-- STORED ROWS start --
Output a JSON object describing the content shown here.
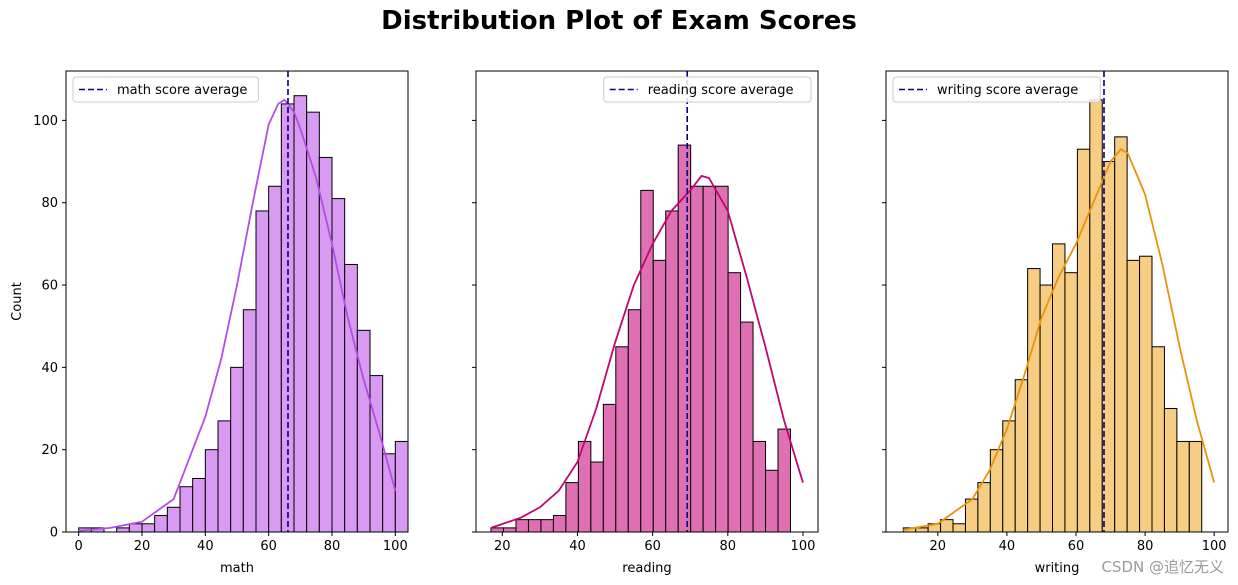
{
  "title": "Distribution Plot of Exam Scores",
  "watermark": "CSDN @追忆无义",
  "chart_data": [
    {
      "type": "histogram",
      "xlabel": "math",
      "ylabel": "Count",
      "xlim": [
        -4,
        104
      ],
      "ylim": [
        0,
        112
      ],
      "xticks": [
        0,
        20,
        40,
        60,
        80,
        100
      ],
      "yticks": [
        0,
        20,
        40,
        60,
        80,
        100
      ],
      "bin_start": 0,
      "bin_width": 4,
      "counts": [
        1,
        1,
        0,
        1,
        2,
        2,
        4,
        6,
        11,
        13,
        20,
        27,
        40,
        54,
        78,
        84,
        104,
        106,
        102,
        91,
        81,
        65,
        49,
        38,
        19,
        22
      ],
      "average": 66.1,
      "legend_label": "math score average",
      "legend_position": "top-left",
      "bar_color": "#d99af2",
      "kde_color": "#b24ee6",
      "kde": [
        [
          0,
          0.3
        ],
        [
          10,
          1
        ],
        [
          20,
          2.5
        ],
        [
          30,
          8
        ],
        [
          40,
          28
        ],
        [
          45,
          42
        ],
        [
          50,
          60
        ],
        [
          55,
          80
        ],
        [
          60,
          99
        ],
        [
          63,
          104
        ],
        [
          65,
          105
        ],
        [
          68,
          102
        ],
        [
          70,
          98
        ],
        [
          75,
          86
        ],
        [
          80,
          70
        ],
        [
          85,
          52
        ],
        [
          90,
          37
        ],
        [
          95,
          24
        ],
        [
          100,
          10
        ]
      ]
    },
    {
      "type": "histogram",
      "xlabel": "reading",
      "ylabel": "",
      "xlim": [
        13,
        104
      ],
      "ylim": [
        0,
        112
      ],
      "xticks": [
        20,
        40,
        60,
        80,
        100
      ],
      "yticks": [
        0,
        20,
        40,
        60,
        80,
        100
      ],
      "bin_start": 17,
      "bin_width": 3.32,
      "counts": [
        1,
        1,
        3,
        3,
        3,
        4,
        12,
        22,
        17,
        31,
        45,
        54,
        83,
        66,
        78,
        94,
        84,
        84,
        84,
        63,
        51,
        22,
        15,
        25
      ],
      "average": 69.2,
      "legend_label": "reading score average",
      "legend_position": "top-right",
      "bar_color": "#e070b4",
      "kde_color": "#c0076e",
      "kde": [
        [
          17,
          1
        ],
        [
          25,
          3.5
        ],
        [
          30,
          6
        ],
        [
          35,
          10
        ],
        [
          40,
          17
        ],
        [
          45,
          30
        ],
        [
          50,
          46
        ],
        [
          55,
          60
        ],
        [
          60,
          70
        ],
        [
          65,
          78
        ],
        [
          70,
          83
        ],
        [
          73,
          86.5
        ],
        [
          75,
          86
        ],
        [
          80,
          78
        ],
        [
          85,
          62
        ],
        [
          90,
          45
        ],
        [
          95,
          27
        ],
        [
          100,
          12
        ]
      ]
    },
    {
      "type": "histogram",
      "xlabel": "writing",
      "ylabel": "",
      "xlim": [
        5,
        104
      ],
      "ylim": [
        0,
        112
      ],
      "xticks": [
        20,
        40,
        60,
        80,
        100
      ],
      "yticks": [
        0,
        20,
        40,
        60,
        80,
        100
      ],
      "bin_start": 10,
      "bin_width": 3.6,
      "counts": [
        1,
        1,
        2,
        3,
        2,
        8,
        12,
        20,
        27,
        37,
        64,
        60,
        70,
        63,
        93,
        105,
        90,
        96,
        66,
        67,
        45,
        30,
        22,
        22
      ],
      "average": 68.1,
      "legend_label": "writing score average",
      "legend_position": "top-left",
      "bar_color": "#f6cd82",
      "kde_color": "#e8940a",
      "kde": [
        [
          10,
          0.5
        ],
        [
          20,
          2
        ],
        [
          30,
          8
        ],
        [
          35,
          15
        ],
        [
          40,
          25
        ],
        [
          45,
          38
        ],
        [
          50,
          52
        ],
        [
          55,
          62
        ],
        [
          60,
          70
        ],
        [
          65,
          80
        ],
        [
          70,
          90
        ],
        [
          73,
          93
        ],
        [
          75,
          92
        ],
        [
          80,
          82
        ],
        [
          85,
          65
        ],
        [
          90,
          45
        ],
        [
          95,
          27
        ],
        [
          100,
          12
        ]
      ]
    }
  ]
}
-- STORED ROWS end --
**REQUEST:** Gather up, from the records above, each line where the word "writing" appears.

**WRITTEN SOLUTION:**
      "xlabel": "writing",
      "legend_label": "writing score average",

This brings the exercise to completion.